#### THE PROBLEM:
Search the records for the word "this" and pick out every line that has it.

(Recorded data)
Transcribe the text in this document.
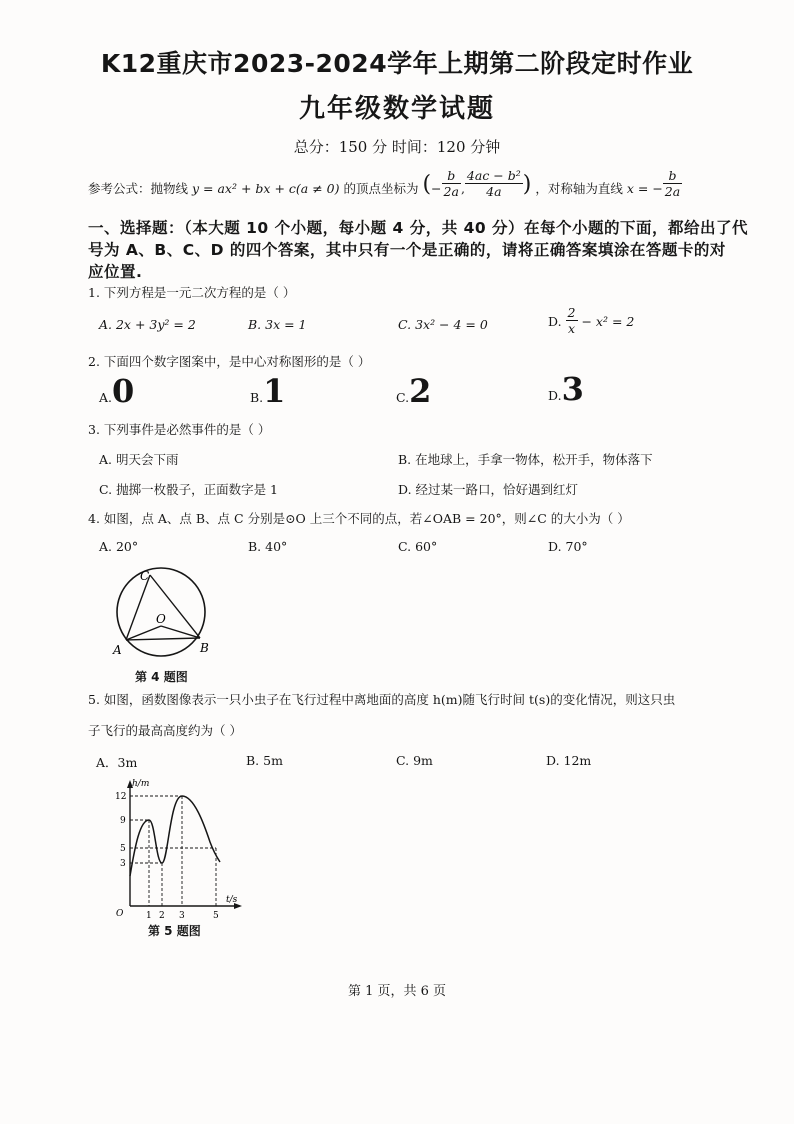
K12重庆市2023-2024学年上期第二阶段定时作业
九年级数学试题
总分：150 分 时间：120 分钟
参考公式：抛物线 y = ax² + bx + c(a ≠ 0) 的顶点坐标为 (− $\frac{b}{2a}$ , $\frac{\text{4ac − b²}}{4a}$ ) ，对称轴为直线 x = − $\frac{b}{2a}$
一、选择题：（本大题 10 个小题，每小题 4 分，共 40 分）在每个小题的下面，都给出了代
号为 A、B、C、D 的四个答案，其中只有一个是正确的，请将正确答案填涂在答题卡的对
应位置.
1. 下列方程是一元二次方程的是（ ）
A. 2x + 3y² = 2	B. 3x = 1	C. 3x² − 4 = 0	D. $\frac{2}{x} - x^2 = 2$
2. 下面四个数字图案中，是中心对称图形的是（ ）
A.0	B.1	C.2	D.3
3. 下列事件是必然事件的是（ ）
A. 明天会下雨	B. 在地球上，手拿一物体，松开手，物体落下
C. 抛掷一枚骰子，正面数字是 1	D. 经过某一路口，恰好遇到红灯
4. 如图，点 A、点 B、点 C 分别是⊙O 上三个不同的点，若∠OAB = 20°，则∠C 的大小为（ ）
A. 20°	B. 40°	C. 60°	D. 70°
C
O
A	B
第 4 题图
5. 如图，函数图像表示一只小虫子在飞行过程中离地面的高度 h(m)随飞行时间 t(s)的变化情况，则这只虫
子飞行的最高高度约为（ ）
A．3m	B. 5m	C. 9m	D. 12m
h/m
t/s
O
12
9
5
3
1 2 3	5
第 5 题图
第 1 页，共 6 页
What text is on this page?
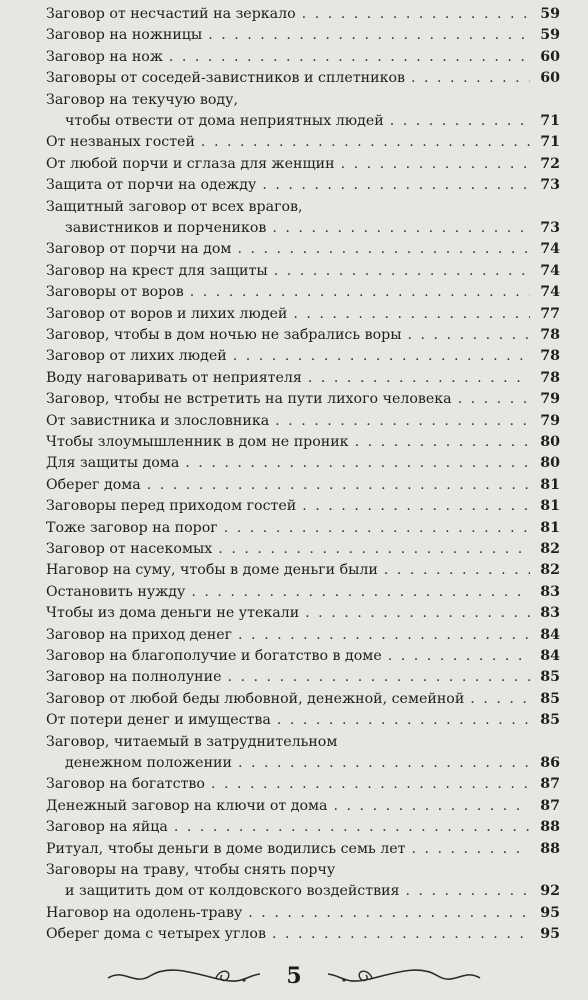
Заговор от несчастий на зеркало . . .	59
Заговор на ножницы . . .	59
Заговор на нож . . .	60
Заговоры от соседей-завистников и сплетников . . .	60
Заговор на текучую воду,
чтобы отвести от дома неприятных людей . . .	71
От незваных гостей . . .	71
От любой порчи и сглаза для женщин . . .	72
Защита от порчи на одежду . . .	73
Защитный заговор от всех врагов,
завистников и порчеников . . .	73
Заговор от порчи на дом . . .	74
Заговор на крест для защиты . . .	74
Заговоры от воров . . .	74
Заговор от воров и лихих людей . . .	77
Заговор, чтобы в дом ночью не забрались воры . . .	78
Заговор от лихих людей . . .	78
Воду наговаривать от неприятеля . . .	78
Заговор, чтобы не встретить на пути лихого человека . . .	79
От завистника и злословника . . .	79
Чтобы злоумышленник в дом не проник . . .	80
Для защиты дома . . .	80
Оберег дома . . .	81
Заговоры перед приходом гостей . . .	81
Тоже заговор на порог . . .	81
Заговор от насекомых . . .	82
Наговор на суму, чтобы в доме деньги были . . .	82
Остановить нужду . . .	83
Чтобы из дома деньги не утекали . . .	83
Заговор на приход денег . . .	84
Заговор на благополучие и богатство в доме . . .	84
Заговор на полнолуние . . .	85
Заговор от любой беды любовной, денежной, семейной . . .	85
От потери денег и имущества . . .	85
Заговор, читаемый в затруднительном
денежном положении . . .	86
Заговор на богатство . . .	87
Денежный заговор на ключи от дома . . .	87
Заговор на яйца . . .	88
Ритуал, чтобы деньги в доме водились семь лет . . .	88
Заговоры на траву, чтобы снять порчу
и защитить дом от колдовского воздействия . . .	92
Наговор на одолень-траву . . .	95
Оберег дома с четырех углов . . .	95
5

#### EXERCISE ANSWER:
Transcribe the text in this document.
What text is on this page?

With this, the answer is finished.